◆ TASK PROMPT: Without omitting anything, return the records precisely as given.

(Collected data)
***

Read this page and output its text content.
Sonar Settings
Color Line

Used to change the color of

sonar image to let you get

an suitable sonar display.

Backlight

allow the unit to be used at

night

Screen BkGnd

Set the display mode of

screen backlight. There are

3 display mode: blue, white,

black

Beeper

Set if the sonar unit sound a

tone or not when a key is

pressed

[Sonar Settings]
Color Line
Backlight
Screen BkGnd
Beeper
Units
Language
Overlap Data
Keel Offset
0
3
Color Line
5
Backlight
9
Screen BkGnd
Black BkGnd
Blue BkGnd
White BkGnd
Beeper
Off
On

***

◆ THE SOLUTION:
Read this page and output its text content.
Sonar Settings
Color Line

Used to change the color of

sonar image to let you get

an suitable sonar display.

Backlight

allow the unit to be used at

night

Screen BkGnd

Set the display mode of

screen backlight. There are

3 display mode: blue, white,

black

Beeper

Set if the sonar unit sound a

tone or not when a key is

pressed

[Sonar Settings]
Color Line
Backlight
Screen BkGnd
Beeper
Units
Language
Overlap Data
Keel Offset
0
3
Color Line
5
Backlight
9
Screen BkGnd
Black BkGnd
Blue BkGnd
White BkGnd
Beeper
Off
On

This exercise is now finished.